- _Exercise_: From the listing below, pull out all lines with "marker" in them.

- _Information provided_:
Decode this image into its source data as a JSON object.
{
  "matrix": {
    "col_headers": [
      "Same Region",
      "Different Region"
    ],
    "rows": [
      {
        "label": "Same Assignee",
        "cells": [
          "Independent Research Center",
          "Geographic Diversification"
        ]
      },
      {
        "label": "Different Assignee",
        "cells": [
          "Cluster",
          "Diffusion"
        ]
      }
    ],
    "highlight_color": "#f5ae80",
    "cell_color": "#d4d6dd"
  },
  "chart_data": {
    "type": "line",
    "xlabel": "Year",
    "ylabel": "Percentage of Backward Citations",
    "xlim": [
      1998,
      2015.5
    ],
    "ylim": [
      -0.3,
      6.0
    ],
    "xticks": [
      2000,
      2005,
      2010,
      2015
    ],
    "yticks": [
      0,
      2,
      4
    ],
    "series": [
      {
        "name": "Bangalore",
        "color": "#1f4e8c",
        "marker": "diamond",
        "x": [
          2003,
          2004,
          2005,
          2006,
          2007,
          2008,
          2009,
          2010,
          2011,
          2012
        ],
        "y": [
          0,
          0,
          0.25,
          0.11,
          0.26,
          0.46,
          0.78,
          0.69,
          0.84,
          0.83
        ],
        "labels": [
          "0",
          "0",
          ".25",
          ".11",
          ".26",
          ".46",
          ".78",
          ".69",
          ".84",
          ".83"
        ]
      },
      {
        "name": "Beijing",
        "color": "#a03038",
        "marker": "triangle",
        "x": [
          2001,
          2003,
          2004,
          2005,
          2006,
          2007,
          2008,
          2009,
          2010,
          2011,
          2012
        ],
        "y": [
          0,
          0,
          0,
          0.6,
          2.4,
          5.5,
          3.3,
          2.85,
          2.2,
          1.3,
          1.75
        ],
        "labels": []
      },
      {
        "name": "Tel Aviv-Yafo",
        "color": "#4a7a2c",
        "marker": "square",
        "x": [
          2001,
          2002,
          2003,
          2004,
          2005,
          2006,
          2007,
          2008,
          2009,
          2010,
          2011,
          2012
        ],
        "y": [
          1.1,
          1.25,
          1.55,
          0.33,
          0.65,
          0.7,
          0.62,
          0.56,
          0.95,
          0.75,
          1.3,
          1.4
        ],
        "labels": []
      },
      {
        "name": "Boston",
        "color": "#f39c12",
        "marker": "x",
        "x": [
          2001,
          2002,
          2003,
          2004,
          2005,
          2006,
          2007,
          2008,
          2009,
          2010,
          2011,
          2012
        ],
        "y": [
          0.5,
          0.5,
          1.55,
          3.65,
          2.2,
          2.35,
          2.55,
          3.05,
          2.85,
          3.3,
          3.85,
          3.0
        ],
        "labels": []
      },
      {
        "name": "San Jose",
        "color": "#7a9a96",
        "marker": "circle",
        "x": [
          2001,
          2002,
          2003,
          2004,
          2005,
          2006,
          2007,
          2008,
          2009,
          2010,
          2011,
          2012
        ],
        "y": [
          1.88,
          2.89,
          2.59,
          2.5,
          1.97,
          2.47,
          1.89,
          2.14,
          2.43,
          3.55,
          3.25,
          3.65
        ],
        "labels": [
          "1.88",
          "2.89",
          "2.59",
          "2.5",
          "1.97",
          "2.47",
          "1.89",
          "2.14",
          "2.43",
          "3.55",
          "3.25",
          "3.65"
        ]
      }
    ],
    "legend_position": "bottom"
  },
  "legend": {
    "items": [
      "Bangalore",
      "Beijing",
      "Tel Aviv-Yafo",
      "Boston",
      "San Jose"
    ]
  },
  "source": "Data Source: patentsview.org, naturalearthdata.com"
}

- _Output below_:
        "marker": "diamond",
        "marker": "triangle",
        "marker": "square",
        "marker": "x",
        "marker": "circle",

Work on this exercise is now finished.